▶ _Exercise prompt_:
Please copy the data exactly as it stands, minus the images.

▶ _Materials provided_:
————

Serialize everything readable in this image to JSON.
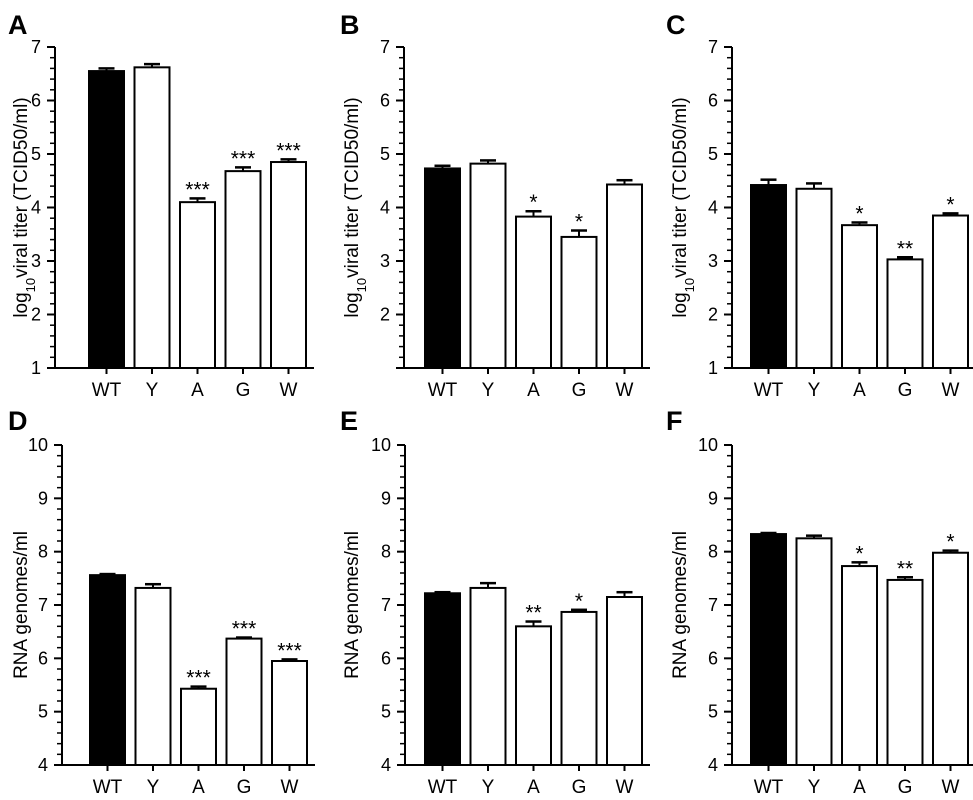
{
  "chart_data": [
    {
      "panel": "A",
      "type": "bar",
      "categories": [
        "WT",
        "Y",
        "A",
        "G",
        "W"
      ],
      "values": [
        6.55,
        6.62,
        4.1,
        4.68,
        4.85
      ],
      "errors": [
        0.05,
        0.06,
        0.07,
        0.07,
        0.05
      ],
      "significance": [
        "",
        "",
        "***",
        "***",
        "***"
      ],
      "ylabel_main": "log",
      "ylabel_sub": "10",
      "ylabel_rest": "viral titer (TCID50/ml)",
      "ylim": [
        1,
        7
      ],
      "yticks": [
        "1",
        "2",
        "3",
        "4",
        "5",
        "6",
        "7"
      ],
      "bar_colors": [
        "#000000",
        "#ffffff",
        "#ffffff",
        "#ffffff",
        "#ffffff"
      ]
    },
    {
      "panel": "B",
      "type": "bar",
      "categories": [
        "WT",
        "Y",
        "A",
        "G",
        "W"
      ],
      "values": [
        4.73,
        4.82,
        3.83,
        3.45,
        4.43
      ],
      "errors": [
        0.05,
        0.06,
        0.1,
        0.12,
        0.08
      ],
      "significance": [
        "",
        "",
        "*",
        "*",
        ""
      ],
      "ylabel_main": "log",
      "ylabel_sub": "10",
      "ylabel_rest": "viral titer (TCID50/ml)",
      "ylim": [
        1,
        7
      ],
      "yticks": [
        "2",
        "3",
        "4",
        "5",
        "6",
        "7"
      ],
      "bar_colors": [
        "#000000",
        "#ffffff",
        "#ffffff",
        "#ffffff",
        "#ffffff"
      ]
    },
    {
      "panel": "C",
      "type": "bar",
      "categories": [
        "WT",
        "Y",
        "A",
        "G",
        "W"
      ],
      "values": [
        4.42,
        4.35,
        3.67,
        3.03,
        3.85
      ],
      "errors": [
        0.1,
        0.1,
        0.05,
        0.04,
        0.04
      ],
      "significance": [
        "",
        "",
        "*",
        "**",
        "*"
      ],
      "ylabel_main": "log",
      "ylabel_sub": "10",
      "ylabel_rest": "viral titer (TCID50/ml)",
      "ylim": [
        1,
        7
      ],
      "yticks": [
        "1",
        "2",
        "3",
        "4",
        "5",
        "6",
        "7"
      ],
      "bar_colors": [
        "#000000",
        "#ffffff",
        "#ffffff",
        "#ffffff",
        "#ffffff"
      ]
    },
    {
      "panel": "D",
      "type": "bar",
      "categories": [
        "WT",
        "Y",
        "A",
        "G",
        "W"
      ],
      "values": [
        7.56,
        7.32,
        5.43,
        6.37,
        5.95
      ],
      "errors": [
        0.02,
        0.07,
        0.04,
        0.02,
        0.03
      ],
      "significance": [
        "",
        "",
        "***",
        "***",
        "***"
      ],
      "ylabel_main": "RNA genomes/ml",
      "ylabel_sub": "",
      "ylabel_rest": "",
      "ylim": [
        4,
        10
      ],
      "yticks": [
        "4",
        "5",
        "6",
        "7",
        "8",
        "9",
        "10"
      ],
      "bar_colors": [
        "#000000",
        "#ffffff",
        "#ffffff",
        "#ffffff",
        "#ffffff"
      ]
    },
    {
      "panel": "E",
      "type": "bar",
      "categories": [
        "WT",
        "Y",
        "A",
        "G",
        "W"
      ],
      "values": [
        7.22,
        7.32,
        6.6,
        6.87,
        7.15
      ],
      "errors": [
        0.02,
        0.09,
        0.09,
        0.04,
        0.09
      ],
      "significance": [
        "",
        "",
        "**",
        "*",
        ""
      ],
      "ylabel_main": "RNA genomes/ml",
      "ylabel_sub": "",
      "ylabel_rest": "",
      "ylim": [
        4,
        10
      ],
      "yticks": [
        "4",
        "5",
        "6",
        "7",
        "8",
        "9",
        "10"
      ],
      "bar_colors": [
        "#000000",
        "#ffffff",
        "#ffffff",
        "#ffffff",
        "#ffffff"
      ]
    },
    {
      "panel": "F",
      "type": "bar",
      "categories": [
        "WT",
        "Y",
        "A",
        "G",
        "W"
      ],
      "values": [
        8.33,
        8.25,
        7.73,
        7.47,
        7.98
      ],
      "errors": [
        0.02,
        0.05,
        0.07,
        0.05,
        0.04
      ],
      "significance": [
        "",
        "",
        "*",
        "**",
        "*"
      ],
      "ylabel_main": "RNA genomes/ml",
      "ylabel_sub": "",
      "ylabel_rest": "",
      "ylim": [
        4,
        10
      ],
      "yticks": [
        "4",
        "5",
        "6",
        "7",
        "8",
        "9",
        "10"
      ],
      "bar_colors": [
        "#000000",
        "#ffffff",
        "#ffffff",
        "#ffffff",
        "#ffffff"
      ]
    }
  ]
}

————

▶ _Finished exercise_:
Serialize everything readable in this image to JSON.
{
  "chart_data": [
    {
      "panel": "A",
      "type": "bar",
      "categories": [
        "WT",
        "Y",
        "A",
        "G",
        "W"
      ],
      "values": [
        6.55,
        6.62,
        4.1,
        4.68,
        4.85
      ],
      "errors": [
        0.05,
        0.06,
        0.07,
        0.07,
        0.05
      ],
      "significance": [
        "",
        "",
        "***",
        "***",
        "***"
      ],
      "ylabel_main": "log",
      "ylabel_sub": "10",
      "ylabel_rest": "viral titer (TCID50/ml)",
      "ylim": [
        1,
        7
      ],
      "yticks": [
        "1",
        "2",
        "3",
        "4",
        "5",
        "6",
        "7"
      ],
      "bar_colors": [
        "#000000",
        "#ffffff",
        "#ffffff",
        "#ffffff",
        "#ffffff"
      ]
    },
    {
      "panel": "B",
      "type": "bar",
      "categories": [
        "WT",
        "Y",
        "A",
        "G",
        "W"
      ],
      "values": [
        4.73,
        4.82,
        3.83,
        3.45,
        4.43
      ],
      "errors": [
        0.05,
        0.06,
        0.1,
        0.12,
        0.08
      ],
      "significance": [
        "",
        "",
        "*",
        "*",
        ""
      ],
      "ylabel_main": "log",
      "ylabel_sub": "10",
      "ylabel_rest": "viral titer (TCID50/ml)",
      "ylim": [
        1,
        7
      ],
      "yticks": [
        "2",
        "3",
        "4",
        "5",
        "6",
        "7"
      ],
      "bar_colors": [
        "#000000",
        "#ffffff",
        "#ffffff",
        "#ffffff",
        "#ffffff"
      ]
    },
    {
      "panel": "C",
      "type": "bar",
      "categories": [
        "WT",
        "Y",
        "A",
        "G",
        "W"
      ],
      "values": [
        4.42,
        4.35,
        3.67,
        3.03,
        3.85
      ],
      "errors": [
        0.1,
        0.1,
        0.05,
        0.04,
        0.04
      ],
      "significance": [
        "",
        "",
        "*",
        "**",
        "*"
      ],
      "ylabel_main": "log",
      "ylabel_sub": "10",
      "ylabel_rest": "viral titer (TCID50/ml)",
      "ylim": [
        1,
        7
      ],
      "yticks": [
        "1",
        "2",
        "3",
        "4",
        "5",
        "6",
        "7"
      ],
      "bar_colors": [
        "#000000",
        "#ffffff",
        "#ffffff",
        "#ffffff",
        "#ffffff"
      ]
    },
    {
      "panel": "D",
      "type": "bar",
      "categories": [
        "WT",
        "Y",
        "A",
        "G",
        "W"
      ],
      "values": [
        7.56,
        7.32,
        5.43,
        6.37,
        5.95
      ],
      "errors": [
        0.02,
        0.07,
        0.04,
        0.02,
        0.03
      ],
      "significance": [
        "",
        "",
        "***",
        "***",
        "***"
      ],
      "ylabel_main": "RNA genomes/ml",
      "ylabel_sub": "",
      "ylabel_rest": "",
      "ylim": [
        4,
        10
      ],
      "yticks": [
        "4",
        "5",
        "6",
        "7",
        "8",
        "9",
        "10"
      ],
      "bar_colors": [
        "#000000",
        "#ffffff",
        "#ffffff",
        "#ffffff",
        "#ffffff"
      ]
    },
    {
      "panel": "E",
      "type": "bar",
      "categories": [
        "WT",
        "Y",
        "A",
        "G",
        "W"
      ],
      "values": [
        7.22,
        7.32,
        6.6,
        6.87,
        7.15
      ],
      "errors": [
        0.02,
        0.09,
        0.09,
        0.04,
        0.09
      ],
      "significance": [
        "",
        "",
        "**",
        "*",
        ""
      ],
      "ylabel_main": "RNA genomes/ml",
      "ylabel_sub": "",
      "ylabel_rest": "",
      "ylim": [
        4,
        10
      ],
      "yticks": [
        "4",
        "5",
        "6",
        "7",
        "8",
        "9",
        "10"
      ],
      "bar_colors": [
        "#000000",
        "#ffffff",
        "#ffffff",
        "#ffffff",
        "#ffffff"
      ]
    },
    {
      "panel": "F",
      "type": "bar",
      "categories": [
        "WT",
        "Y",
        "A",
        "G",
        "W"
      ],
      "values": [
        8.33,
        8.25,
        7.73,
        7.47,
        7.98
      ],
      "errors": [
        0.02,
        0.05,
        0.07,
        0.05,
        0.04
      ],
      "significance": [
        "",
        "",
        "*",
        "**",
        "*"
      ],
      "ylabel_main": "RNA genomes/ml",
      "ylabel_sub": "",
      "ylabel_rest": "",
      "ylim": [
        4,
        10
      ],
      "yticks": [
        "4",
        "5",
        "6",
        "7",
        "8",
        "9",
        "10"
      ],
      "bar_colors": [
        "#000000",
        "#ffffff",
        "#ffffff",
        "#ffffff",
        "#ffffff"
      ]
    }
  ]
}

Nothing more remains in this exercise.